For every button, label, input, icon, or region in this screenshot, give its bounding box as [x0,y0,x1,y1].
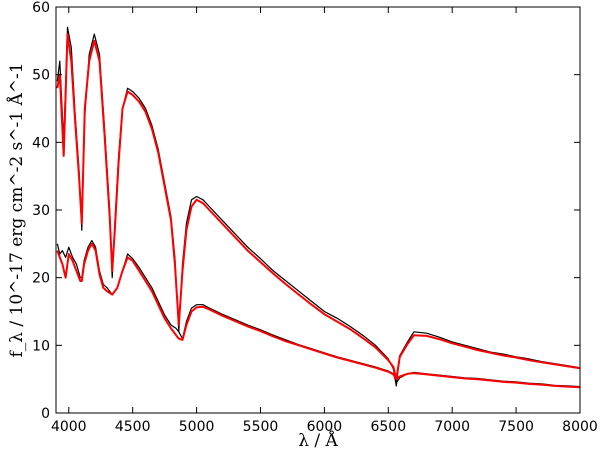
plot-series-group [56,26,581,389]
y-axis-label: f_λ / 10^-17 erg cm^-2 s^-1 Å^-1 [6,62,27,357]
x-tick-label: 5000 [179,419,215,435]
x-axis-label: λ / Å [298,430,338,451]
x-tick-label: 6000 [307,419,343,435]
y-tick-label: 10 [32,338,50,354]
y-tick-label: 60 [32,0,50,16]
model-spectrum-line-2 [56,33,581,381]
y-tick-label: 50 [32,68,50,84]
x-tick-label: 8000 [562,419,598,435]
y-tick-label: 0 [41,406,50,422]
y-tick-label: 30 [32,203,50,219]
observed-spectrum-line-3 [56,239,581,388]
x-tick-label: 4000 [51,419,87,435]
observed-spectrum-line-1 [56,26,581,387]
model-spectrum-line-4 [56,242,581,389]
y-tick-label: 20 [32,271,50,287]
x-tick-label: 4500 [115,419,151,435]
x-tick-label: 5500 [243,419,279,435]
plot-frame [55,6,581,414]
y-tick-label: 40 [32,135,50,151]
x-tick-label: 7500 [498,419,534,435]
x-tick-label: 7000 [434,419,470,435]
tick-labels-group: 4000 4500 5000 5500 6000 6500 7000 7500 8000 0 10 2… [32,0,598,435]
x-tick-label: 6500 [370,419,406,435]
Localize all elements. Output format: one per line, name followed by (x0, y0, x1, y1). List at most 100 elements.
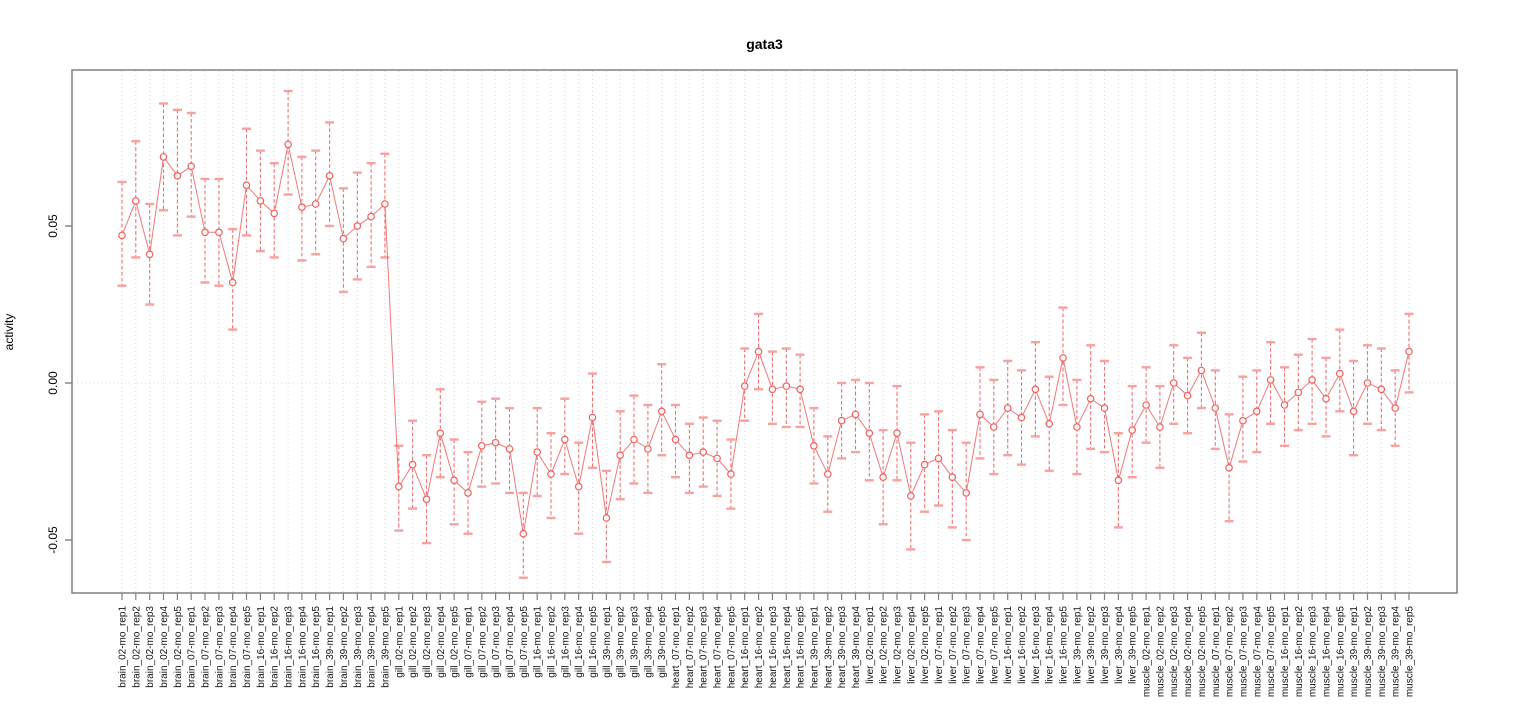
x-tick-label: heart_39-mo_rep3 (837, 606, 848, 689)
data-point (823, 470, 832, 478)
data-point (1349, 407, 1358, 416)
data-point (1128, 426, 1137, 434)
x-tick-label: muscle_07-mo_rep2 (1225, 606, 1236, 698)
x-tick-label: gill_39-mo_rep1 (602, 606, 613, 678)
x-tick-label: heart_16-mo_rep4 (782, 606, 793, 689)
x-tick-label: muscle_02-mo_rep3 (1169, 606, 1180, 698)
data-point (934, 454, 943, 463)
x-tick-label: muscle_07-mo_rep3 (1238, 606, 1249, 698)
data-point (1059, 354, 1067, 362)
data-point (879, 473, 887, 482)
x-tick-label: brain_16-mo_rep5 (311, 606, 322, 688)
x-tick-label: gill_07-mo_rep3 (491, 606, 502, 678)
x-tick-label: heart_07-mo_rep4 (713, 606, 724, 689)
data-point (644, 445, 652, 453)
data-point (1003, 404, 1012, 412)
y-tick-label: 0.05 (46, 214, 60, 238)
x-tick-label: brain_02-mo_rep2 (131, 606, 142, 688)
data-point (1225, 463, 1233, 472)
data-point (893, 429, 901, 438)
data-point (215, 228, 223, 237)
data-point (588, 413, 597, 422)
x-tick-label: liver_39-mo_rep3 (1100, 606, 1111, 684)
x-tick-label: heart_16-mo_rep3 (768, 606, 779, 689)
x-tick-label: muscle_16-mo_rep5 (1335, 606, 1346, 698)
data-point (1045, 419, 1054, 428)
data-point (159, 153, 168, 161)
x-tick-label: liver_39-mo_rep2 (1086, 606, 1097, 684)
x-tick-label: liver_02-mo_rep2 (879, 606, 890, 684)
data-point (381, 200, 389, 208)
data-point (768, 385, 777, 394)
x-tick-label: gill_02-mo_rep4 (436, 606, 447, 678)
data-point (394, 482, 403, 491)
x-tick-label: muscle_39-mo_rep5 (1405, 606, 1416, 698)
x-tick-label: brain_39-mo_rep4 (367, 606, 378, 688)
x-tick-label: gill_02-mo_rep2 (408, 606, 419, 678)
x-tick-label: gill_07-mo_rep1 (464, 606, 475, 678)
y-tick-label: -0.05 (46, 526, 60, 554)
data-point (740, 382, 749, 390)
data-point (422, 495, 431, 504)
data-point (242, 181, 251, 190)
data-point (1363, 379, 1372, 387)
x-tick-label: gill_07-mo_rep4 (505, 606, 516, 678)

───

Convert every line in the records above into a numbered list. Skip blank lines and omit the pictures.

Answer for this exercise ->
1. For every button, label, input, icon, or region in this screenshot, give its bounding box as [x0,y0,x1,y1].
2. plot-series-group [56,26,581,389]
3. y-axis-label: f_λ / 10^-17 erg cm^-2 s^-1 Å^-1 [6,62,27,357]
4. x-tick-label: 5000 [179,419,215,435]
5. x-axis-label: λ / Å [298,430,338,451]
6. x-tick-label: 6000 [307,419,343,435]
7. y-tick-label: 10 [32,338,50,354]
8. y-tick-label: 60 [32,0,50,16]
9. model-spectrum-line-2 [56,33,581,381]
10. y-tick-label: 50 [32,68,50,84]
11. x-tick-label: 8000 [562,419,598,435]
12. y-tick-label: 0 [41,406,50,422]
13. y-tick-label: 30 [32,203,50,219]
14. observed-spectrum-line-3 [56,239,581,388]
15. x-tick-label: 4000 [51,419,87,435]
16. observed-spectrum-line-1 [56,26,581,387]
17. model-spectrum-line-4 [56,242,581,389]
18. y-tick-label: 20 [32,271,50,287]
19. x-tick-label: 4500 [115,419,151,435]
20. x-tick-label: 5500 [243,419,279,435]
21. plot-frame [55,6,581,414]
22. y-tick-label: 40 [32,135,50,151]
23. x-tick-label: 7500 [498,419,534,435]
24. x-tick-label: 7000 [434,419,470,435]
25. tick-labels-group: 4000 4500 5000 5500 6000 6500 7000 7500 8000 0 10 2… [32,0,598,435]
26. x-tick-label: 6500 [370,419,406,435]
27. Localize all elements. Output format: one per line, name followed by (x0, y0, x1, y1). List at most 100 elements.
28. x-tick-label: heart_39-mo_rep3 (837, 606, 848, 689)
29. data-point (823, 470, 832, 478)
30. data-point (1349, 407, 1358, 416)
31. data-point (1128, 426, 1137, 434)
32. x-tick-label: muscle_07-mo_rep2 (1225, 606, 1236, 698)
33. x-tick-label: gill_39-mo_rep1 (602, 606, 613, 678)
34. x-tick-label: heart_16-mo_rep4 (782, 606, 793, 689)
35. x-tick-label: muscle_02-mo_rep3 (1169, 606, 1180, 698)
36. data-point (934, 454, 943, 463)
37. x-tick-label: muscle_07-mo_rep3 (1238, 606, 1249, 698)
38. data-point (1059, 354, 1067, 362)
39. data-point (879, 473, 887, 482)
40. x-tick-label: brain_16-mo_rep5 (311, 606, 322, 688)
41. x-tick-label: gill_07-mo_rep3 (491, 606, 502, 678)
42. x-tick-label: heart_07-mo_rep4 (713, 606, 724, 689)
43. data-point (644, 445, 652, 453)
44. data-point (1003, 404, 1012, 412)
45. y-tick-label: 0.05 (46, 214, 60, 238)
46. x-tick-label: brain_02-mo_rep2 (131, 606, 142, 688)
47. data-point (1225, 463, 1233, 472)
48. data-point (893, 429, 901, 438)
49. data-point (215, 228, 223, 237)
50. data-point (588, 413, 597, 422)
51. x-tick-label: liver_39-mo_rep3 (1100, 606, 1111, 684)
52. x-tick-label: heart_16-mo_rep3 (768, 606, 779, 689)
53. x-tick-label: muscle_16-mo_rep5 (1335, 606, 1346, 698)
54. data-point (1045, 419, 1054, 428)
55. data-point (159, 153, 168, 161)
56. x-tick-label: liver_39-mo_rep2 (1086, 606, 1097, 684)
57. x-tick-label: liver_02-mo_rep2 (879, 606, 890, 684)
58. data-point (381, 200, 389, 208)
59. data-point (768, 385, 777, 394)
60. x-tick-label: gill_02-mo_rep4 (436, 606, 447, 678)
61. data-point (394, 482, 403, 491)
62. x-tick-label: muscle_39-mo_rep5 (1405, 606, 1416, 698)
63. x-tick-label: brain_39-mo_rep4 (367, 606, 378, 688)
64. x-tick-label: gill_02-mo_rep2 (408, 606, 419, 678)
65. x-tick-label: gill_07-mo_rep1 (464, 606, 475, 678)
66. y-tick-label: -0.05 (46, 526, 60, 554)
67. data-point (740, 382, 749, 390)
68. data-point (422, 495, 431, 504)
69. data-point (242, 181, 251, 190)
70. data-point (1363, 379, 1372, 387)
71. x-tick-label: gill_07-mo_rep4 (505, 606, 516, 678)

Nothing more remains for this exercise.